- Task: Search the records below for the word "JSON". Pull out each line that has it.

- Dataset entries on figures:
:::::

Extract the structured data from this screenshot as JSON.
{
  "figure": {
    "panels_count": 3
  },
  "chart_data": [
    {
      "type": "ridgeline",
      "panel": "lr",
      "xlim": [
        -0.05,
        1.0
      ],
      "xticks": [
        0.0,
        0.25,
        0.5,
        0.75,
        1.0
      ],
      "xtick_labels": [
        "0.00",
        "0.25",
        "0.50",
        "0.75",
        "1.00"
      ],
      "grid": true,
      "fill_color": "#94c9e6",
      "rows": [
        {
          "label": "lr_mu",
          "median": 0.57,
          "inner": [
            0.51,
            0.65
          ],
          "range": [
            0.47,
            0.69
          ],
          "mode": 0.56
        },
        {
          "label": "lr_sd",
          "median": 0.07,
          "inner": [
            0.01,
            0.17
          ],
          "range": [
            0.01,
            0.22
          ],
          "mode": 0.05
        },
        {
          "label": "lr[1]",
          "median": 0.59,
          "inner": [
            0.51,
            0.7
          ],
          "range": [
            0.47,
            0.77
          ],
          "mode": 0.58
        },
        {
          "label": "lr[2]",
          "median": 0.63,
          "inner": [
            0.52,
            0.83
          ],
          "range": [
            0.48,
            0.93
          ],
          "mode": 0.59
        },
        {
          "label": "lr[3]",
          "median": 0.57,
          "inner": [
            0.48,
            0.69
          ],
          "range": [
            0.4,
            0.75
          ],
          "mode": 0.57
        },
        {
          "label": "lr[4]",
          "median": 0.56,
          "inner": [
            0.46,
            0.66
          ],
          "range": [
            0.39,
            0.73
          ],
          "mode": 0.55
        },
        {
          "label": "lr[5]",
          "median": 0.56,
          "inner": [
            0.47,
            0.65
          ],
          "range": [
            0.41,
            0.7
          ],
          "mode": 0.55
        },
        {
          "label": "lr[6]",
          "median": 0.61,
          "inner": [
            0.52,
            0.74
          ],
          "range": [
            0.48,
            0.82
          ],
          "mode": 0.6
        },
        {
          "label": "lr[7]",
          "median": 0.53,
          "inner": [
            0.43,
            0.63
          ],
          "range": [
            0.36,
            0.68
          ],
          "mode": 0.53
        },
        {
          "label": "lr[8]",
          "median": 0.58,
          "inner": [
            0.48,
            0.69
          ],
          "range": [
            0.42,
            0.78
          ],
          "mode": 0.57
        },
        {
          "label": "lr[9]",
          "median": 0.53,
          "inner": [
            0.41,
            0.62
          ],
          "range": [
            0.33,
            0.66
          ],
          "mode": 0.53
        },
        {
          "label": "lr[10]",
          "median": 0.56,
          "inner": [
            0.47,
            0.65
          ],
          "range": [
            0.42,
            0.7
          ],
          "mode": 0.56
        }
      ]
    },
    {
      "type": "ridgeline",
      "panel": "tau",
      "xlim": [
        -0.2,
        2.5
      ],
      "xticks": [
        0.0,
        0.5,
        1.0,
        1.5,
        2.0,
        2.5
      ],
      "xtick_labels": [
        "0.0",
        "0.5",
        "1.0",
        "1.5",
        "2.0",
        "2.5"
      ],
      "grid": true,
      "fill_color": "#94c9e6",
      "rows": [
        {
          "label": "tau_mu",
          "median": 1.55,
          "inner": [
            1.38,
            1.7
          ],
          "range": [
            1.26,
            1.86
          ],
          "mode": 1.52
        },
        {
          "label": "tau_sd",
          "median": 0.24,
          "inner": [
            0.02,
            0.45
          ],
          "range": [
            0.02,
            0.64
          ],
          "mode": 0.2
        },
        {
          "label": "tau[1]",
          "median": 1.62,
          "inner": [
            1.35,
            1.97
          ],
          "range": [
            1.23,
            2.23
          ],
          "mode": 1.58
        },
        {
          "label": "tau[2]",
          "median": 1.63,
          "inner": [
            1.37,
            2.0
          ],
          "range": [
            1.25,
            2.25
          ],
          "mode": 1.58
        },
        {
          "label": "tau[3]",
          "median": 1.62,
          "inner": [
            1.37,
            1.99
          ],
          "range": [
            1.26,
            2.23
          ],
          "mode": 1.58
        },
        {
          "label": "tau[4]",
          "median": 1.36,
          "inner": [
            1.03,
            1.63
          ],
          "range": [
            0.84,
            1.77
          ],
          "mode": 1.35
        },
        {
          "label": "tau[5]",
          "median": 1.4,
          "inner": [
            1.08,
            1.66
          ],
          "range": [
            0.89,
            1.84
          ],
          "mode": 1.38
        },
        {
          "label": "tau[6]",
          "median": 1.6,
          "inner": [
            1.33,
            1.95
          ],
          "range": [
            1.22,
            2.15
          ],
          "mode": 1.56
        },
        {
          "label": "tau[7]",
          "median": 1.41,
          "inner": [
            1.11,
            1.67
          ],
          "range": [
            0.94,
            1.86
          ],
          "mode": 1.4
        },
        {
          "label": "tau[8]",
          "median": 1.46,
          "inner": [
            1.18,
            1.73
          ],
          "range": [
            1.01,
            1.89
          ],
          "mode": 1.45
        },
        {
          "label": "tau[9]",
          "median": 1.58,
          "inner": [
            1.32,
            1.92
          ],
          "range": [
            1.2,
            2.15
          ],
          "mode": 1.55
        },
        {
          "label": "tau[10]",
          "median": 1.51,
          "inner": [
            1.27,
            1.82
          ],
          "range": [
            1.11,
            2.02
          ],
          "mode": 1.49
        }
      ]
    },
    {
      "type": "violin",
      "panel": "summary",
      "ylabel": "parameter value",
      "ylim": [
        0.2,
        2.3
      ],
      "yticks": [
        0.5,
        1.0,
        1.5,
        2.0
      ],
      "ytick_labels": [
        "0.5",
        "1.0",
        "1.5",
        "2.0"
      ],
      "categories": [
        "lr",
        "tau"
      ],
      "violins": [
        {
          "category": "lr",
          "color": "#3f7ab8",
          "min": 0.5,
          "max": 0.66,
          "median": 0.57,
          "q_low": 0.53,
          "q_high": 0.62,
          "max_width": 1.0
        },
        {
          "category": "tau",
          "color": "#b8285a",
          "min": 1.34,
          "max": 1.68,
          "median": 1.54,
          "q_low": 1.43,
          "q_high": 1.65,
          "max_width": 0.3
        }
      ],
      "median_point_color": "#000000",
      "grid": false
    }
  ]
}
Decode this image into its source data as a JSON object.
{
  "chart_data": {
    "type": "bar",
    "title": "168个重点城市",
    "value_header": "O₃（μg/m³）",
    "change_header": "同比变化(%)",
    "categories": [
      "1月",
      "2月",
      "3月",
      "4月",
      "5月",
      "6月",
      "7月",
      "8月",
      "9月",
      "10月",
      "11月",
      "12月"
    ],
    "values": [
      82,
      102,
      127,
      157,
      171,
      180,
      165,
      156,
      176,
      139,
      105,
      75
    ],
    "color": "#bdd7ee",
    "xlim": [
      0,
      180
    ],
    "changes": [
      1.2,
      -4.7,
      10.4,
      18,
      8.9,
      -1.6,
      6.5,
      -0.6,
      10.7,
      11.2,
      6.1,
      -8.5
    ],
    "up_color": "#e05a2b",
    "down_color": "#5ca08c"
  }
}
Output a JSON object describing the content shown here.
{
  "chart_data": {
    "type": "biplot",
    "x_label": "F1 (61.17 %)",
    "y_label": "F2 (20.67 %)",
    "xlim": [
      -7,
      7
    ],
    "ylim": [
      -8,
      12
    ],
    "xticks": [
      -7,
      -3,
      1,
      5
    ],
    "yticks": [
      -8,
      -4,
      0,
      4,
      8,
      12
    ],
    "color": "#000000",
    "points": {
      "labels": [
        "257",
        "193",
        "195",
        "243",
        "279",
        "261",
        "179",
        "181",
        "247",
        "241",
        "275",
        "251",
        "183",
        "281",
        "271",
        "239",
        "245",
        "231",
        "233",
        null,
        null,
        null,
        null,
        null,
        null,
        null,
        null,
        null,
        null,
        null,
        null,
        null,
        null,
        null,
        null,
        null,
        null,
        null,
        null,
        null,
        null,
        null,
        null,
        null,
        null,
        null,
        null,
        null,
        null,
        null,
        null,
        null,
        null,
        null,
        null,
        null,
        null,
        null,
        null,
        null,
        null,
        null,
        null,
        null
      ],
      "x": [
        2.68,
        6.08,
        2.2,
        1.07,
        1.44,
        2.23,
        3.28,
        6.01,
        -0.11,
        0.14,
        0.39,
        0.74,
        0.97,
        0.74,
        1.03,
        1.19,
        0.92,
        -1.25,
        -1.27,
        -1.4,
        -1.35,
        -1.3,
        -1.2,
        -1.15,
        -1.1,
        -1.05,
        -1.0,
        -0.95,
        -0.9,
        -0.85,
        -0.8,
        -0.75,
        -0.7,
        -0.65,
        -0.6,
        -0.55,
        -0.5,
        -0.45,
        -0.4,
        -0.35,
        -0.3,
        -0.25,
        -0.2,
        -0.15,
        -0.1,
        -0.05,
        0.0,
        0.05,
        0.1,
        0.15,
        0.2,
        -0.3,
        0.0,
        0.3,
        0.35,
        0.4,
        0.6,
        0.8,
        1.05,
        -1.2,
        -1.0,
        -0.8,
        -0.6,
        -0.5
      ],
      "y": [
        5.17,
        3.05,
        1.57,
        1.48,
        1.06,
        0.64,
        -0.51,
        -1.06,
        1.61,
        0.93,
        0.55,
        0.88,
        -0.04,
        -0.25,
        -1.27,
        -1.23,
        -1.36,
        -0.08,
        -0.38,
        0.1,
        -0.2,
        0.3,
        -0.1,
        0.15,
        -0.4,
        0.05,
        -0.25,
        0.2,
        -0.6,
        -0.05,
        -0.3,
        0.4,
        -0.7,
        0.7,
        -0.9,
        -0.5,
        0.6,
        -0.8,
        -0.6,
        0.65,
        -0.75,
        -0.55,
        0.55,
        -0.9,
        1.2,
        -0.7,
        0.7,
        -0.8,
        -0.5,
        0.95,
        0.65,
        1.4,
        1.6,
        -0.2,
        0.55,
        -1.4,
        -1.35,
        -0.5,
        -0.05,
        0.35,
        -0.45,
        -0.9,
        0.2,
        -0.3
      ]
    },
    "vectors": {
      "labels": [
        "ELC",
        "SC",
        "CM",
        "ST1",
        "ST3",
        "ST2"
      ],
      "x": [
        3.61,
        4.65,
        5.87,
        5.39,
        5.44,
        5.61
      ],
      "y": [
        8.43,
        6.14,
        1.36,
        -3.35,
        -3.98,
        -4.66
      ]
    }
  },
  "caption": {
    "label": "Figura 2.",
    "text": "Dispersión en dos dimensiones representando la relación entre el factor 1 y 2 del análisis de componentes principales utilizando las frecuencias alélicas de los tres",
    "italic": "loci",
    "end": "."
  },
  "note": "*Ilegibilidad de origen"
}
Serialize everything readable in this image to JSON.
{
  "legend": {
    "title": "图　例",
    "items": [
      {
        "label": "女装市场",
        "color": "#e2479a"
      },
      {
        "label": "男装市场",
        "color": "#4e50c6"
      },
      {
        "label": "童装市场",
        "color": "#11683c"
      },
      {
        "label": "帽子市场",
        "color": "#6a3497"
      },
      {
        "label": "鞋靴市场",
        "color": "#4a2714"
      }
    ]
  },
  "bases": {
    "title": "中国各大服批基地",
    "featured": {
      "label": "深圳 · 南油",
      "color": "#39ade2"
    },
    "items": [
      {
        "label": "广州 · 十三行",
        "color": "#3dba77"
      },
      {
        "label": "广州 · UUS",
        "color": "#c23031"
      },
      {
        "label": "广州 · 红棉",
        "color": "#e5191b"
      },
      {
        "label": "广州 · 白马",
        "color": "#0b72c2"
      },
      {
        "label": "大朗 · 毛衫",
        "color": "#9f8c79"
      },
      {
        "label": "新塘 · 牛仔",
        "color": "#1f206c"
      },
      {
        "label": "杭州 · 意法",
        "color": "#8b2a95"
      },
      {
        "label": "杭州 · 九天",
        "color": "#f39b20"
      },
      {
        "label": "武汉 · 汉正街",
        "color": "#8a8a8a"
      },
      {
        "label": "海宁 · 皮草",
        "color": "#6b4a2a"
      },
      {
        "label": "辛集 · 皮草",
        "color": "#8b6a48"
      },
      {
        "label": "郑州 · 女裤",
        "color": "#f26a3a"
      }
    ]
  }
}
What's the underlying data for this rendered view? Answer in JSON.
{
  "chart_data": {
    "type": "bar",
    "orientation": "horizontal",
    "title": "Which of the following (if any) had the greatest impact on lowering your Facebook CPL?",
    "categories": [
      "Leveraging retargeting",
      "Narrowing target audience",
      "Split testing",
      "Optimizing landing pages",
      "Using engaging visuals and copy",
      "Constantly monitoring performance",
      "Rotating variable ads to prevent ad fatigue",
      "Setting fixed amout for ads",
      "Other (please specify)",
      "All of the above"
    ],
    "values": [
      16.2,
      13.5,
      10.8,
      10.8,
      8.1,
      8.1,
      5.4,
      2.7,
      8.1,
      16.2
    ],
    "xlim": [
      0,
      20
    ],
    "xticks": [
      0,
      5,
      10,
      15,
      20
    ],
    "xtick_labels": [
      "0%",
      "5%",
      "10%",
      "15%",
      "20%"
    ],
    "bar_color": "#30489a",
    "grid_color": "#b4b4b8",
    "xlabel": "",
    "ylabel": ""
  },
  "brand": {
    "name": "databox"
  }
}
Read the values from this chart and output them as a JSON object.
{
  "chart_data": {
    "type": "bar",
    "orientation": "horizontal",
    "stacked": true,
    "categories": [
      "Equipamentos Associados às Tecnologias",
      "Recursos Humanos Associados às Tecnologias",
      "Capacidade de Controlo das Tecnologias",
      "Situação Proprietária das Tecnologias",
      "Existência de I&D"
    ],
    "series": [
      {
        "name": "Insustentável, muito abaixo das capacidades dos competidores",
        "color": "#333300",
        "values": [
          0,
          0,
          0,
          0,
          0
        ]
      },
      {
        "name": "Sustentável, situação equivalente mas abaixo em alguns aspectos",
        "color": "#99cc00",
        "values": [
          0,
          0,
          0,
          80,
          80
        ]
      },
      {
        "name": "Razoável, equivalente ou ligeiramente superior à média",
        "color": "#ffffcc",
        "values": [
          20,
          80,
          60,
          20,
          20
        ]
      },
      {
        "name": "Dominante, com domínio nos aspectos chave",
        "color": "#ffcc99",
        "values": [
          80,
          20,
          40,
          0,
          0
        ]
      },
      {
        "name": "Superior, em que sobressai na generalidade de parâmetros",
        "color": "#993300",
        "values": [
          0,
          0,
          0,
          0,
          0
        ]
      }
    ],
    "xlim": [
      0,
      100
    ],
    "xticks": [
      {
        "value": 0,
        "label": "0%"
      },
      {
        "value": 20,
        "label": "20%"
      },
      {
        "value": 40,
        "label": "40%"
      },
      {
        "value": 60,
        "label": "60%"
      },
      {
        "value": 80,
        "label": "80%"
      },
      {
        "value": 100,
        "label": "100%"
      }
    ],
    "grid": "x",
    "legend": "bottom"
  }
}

:::::

- Response below:
Extract the structured data from this screenshot as JSON.
Decode this image into its source data as a JSON object.
Output a JSON object describing the content shown here.
Serialize everything readable in this image to JSON.
What's the underlying data for this rendered view? Answer in JSON.
Read the values from this chart and output them as a JSON object.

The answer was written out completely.